▶ **Exercise set**
1. In the thread on SourceSafe integration, how long did loading large projects in Visual C++ 6 take once the SourceSafe "server" sat across a slow VPN?
2. Write out the SourceSafe thread word for word from "The gist of" to "VSS bindings painless.".

▶ **Extract to read**
****

No I don't want you to remove the bindings from the files, I want you to IGNORE them. This dialog pops up every time you open the solution/project file and there is no way around it.
My solution at the moment seems to have worked...for now.
File->Source Control->Change Source Control...->Disconnect
I hope this helps anyone else in the position of having to use SourceSafe but can't remove the bindings from the files themselves. WHY, Microsoft, WHY would you put the bindings in the files themselves?
/rant
Recently, the SourceSafe integration into visual studio has started to perform badly because we have moved, and the SourceSafe "server" is located across a VPN which goes across a slow connection. This has made loading large projects in visual c++ 6 take 5+ minutes because it has to talk to the "server" for each project. Also, there are some bugs that are dangerous in the integration (the auto-checkout of certain shared projects will do a get latest on the wrong version of a branched file). This has caused me to want to disable the SourceSafe integration, however I have not found any menu option or uninstall option. Google has reported a few registry tweaks, but none of them seemed to work.
Does anyone know of an easy way to remove the SourceSafe integration from Visual C++ 6, without uninstalling SourceSafe altogether?
From http://support.microsoft.com/kb/236399:
Source code control software, such as
Microsoft Visual SourceSafe, that
integrates with the Visual C++
integrated development environment
(IDE) can be configured to connect to
a source code server during Visual C++
startup. In such cases, a loss in
network connectivity will cause Visual
C++ to start up very slowly. To
improve performance, either ensure
proper network connectivity or disable
the source code control software
integration with the Visual C++ IDE.
To do the latter, quit Visual C++, and
then use RegEdit.Exe to locate the
following registry key and set its
Disabled value to (DWORD) 0x00000001:
HKEY_CURRENT_USER\Software\Microsoft\DevStudio\6.0\Source Control\Disabled
I followed this and it seemed to work upon trying it again. I think I might've had a second copy of visual studio running when I did it the first time.
Open the .dsp and .dsw file in a text editor, and remove the respective entries from the .dsp and the .dsw file. Also, delete the .scc files.
There is a Microsoft Knowledge Base article about how to do exactly this.
The gist of it is that you must manually edit the .dsw and .dsp files in a text editor, and remove a few other files lying around. See the article for more details.
If the solutions mentioned above fail for you do this:
Rename folder: \Program Files\Microsoft\%vs%\Common7\IDE\VS SCC
VS will complain once about plug in not being there and you say "Yes" to ignore it in perpetuity.
All files “got latest,” “read only,” and edited in VS, will make VS complain and offer to “override”, which works fine for me.
What do you gain:
Open VSS-linked solutions quickly without VS matching contents to VSS server.
Open VSS-linked solutions and EDIT the files at will without being bogged down in “check out” bs.
This makes using other distributed source control system on top of project tree with VSS bindings painless.
VSS client still works by itself just fine, including diff, checkout, checkin.
HKEY_CURRENT_USER\Software\Microsoft\DevStudio\6.0\Source Control\Disabled
I followed this and it seemed to work upon trying it again. I think I might've had a second copy of visual studio running when I did it the first time.
Its working .....Thanks Ajay
What has worked for us, and is much easier, requires no registry/file editing by hand, and safer I think is this:
1) Exit Visual Studio completely.
2) Disconnect from the network (unplug the cable and turn off wireless, or disable the network adapters)
3) Open the VS6 workspace (DSW) for the project. When it starts up it will find it cannot connect with the VSS database it wants to and ask you about that...
4) Tell VS to never try to reconnect to the source control db in the future.
5) Done... VS does all the changes to THAT WORKSPACE/PROJECT setup for you. You are not disconnecting VS from source control in general (like a registry edit would do) and your not manually editing files.

****

▶ **Record set**
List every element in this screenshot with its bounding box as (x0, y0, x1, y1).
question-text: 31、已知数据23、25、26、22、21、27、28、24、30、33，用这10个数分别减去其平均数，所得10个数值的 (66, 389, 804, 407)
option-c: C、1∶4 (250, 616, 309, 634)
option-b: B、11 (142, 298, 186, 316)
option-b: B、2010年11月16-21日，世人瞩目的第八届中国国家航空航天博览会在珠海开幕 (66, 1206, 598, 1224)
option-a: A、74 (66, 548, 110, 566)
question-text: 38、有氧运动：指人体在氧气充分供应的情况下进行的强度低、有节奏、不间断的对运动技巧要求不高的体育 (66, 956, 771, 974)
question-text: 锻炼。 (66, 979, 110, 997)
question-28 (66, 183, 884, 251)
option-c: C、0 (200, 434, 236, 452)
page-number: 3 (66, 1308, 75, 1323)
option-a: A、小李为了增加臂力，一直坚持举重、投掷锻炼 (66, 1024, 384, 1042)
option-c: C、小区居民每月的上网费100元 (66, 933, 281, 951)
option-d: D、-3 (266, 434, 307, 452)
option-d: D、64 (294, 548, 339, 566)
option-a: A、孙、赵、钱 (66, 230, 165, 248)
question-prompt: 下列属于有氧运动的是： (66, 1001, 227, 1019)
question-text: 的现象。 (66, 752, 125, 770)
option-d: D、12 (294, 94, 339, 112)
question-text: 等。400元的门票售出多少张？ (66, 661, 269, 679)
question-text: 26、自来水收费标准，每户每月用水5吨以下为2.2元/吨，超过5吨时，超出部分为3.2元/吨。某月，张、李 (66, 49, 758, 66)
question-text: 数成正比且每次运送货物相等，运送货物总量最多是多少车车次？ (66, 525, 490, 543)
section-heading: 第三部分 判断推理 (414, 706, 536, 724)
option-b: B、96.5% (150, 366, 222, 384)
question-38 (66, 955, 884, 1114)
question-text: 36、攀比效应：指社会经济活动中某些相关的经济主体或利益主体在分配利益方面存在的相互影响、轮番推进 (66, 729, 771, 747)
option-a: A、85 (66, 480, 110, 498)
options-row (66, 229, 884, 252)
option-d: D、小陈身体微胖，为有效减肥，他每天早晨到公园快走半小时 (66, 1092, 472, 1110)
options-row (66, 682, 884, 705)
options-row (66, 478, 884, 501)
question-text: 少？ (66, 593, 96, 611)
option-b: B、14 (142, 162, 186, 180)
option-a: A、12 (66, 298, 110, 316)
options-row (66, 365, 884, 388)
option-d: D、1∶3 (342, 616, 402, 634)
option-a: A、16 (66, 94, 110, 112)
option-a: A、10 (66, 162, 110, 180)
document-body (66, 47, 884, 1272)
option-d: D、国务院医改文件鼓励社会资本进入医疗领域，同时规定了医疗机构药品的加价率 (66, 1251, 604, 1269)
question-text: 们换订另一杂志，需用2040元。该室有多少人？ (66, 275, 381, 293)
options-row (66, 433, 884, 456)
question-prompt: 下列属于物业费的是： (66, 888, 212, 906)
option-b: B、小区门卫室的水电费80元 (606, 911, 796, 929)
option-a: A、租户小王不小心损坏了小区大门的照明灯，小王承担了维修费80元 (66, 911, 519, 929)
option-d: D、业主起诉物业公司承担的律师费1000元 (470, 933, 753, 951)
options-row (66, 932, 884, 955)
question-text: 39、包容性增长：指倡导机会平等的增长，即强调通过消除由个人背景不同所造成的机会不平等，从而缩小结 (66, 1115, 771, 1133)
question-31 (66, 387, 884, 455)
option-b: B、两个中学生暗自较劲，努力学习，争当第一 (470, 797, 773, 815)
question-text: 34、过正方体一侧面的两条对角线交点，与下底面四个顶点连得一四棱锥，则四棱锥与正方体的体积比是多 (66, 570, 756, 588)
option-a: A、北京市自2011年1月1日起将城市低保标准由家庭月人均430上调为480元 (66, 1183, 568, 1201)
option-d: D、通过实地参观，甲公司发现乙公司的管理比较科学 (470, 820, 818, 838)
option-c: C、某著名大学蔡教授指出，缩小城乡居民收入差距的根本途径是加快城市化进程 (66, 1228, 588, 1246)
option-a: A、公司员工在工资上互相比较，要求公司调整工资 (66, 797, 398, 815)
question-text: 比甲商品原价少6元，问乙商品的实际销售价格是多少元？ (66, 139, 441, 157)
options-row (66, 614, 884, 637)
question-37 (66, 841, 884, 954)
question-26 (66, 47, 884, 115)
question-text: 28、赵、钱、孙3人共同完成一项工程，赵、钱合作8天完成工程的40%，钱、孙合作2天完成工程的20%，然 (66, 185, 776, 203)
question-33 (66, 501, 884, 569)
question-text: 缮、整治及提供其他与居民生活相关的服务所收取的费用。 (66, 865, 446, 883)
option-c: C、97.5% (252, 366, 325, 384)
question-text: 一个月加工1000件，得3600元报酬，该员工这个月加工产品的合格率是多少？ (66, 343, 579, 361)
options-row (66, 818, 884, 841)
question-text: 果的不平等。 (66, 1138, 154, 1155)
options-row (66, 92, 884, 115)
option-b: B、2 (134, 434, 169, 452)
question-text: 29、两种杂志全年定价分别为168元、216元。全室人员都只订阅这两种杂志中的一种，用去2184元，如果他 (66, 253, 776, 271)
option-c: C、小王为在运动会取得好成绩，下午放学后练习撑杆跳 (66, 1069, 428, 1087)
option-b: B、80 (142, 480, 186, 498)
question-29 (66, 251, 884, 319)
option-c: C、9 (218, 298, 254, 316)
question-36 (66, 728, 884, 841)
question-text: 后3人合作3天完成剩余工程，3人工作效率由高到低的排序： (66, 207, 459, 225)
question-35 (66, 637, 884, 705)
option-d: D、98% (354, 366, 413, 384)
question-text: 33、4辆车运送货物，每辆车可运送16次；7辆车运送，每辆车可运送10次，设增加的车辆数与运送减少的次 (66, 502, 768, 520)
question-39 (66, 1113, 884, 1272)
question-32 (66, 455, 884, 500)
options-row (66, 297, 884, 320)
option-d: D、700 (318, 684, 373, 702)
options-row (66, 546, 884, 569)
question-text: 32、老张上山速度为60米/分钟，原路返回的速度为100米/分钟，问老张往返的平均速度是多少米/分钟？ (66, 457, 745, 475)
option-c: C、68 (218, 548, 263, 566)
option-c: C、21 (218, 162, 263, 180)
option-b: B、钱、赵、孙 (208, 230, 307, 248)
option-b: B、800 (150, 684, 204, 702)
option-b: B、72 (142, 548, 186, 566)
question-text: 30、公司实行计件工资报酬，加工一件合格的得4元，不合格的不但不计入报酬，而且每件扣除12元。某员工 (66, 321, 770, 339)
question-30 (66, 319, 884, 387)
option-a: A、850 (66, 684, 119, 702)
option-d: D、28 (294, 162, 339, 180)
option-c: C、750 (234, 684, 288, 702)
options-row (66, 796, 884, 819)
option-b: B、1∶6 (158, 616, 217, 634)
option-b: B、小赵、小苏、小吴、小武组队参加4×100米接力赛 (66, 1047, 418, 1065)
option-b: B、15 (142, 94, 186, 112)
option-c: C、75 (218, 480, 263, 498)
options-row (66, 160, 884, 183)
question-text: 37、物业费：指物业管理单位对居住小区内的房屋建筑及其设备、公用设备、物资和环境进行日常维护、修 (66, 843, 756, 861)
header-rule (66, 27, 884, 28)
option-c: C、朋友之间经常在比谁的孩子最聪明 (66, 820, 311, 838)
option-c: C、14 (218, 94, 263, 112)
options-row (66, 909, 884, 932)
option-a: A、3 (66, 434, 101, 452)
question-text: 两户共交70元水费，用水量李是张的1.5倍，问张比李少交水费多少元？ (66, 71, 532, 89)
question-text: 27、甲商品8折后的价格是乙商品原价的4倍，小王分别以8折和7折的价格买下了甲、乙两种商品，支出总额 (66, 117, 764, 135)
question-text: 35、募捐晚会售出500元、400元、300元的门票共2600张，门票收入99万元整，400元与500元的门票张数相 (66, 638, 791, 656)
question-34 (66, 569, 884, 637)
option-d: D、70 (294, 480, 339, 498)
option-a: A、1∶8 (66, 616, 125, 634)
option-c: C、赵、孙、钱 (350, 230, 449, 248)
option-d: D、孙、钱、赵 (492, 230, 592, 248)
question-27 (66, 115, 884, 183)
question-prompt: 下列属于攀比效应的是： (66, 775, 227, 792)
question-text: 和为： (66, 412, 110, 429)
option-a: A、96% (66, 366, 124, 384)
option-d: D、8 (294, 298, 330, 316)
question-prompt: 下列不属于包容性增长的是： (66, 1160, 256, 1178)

****

▶ **Solutions to the exercise**
1. 5+ minutes.

2.
The gist of it is that you must manually edit the .dsw and .dsp files in a text editor, and remove a few other files lying around. See the article for more details.
If the solutions mentioned above fail for you do this:
Rename folder: \Program Files\Microsoft\%vs%\Common7\IDE\VS SCC
VS will complain once about plug in not being there and you say "Yes" to ignore it in perpetuity.
All files “got latest,” “read only,” and edited in VS, will make VS complain and offer to “override”, which works fine for me.
What do you gain:
Open VSS-linked solutions quickly without VS matching contents to VSS server.
Open VSS-linked solutions and EDIT the files at will without being bogged down in “check out” bs.
This makes using other distributed source control system on top of project tree with VSS bindings painless.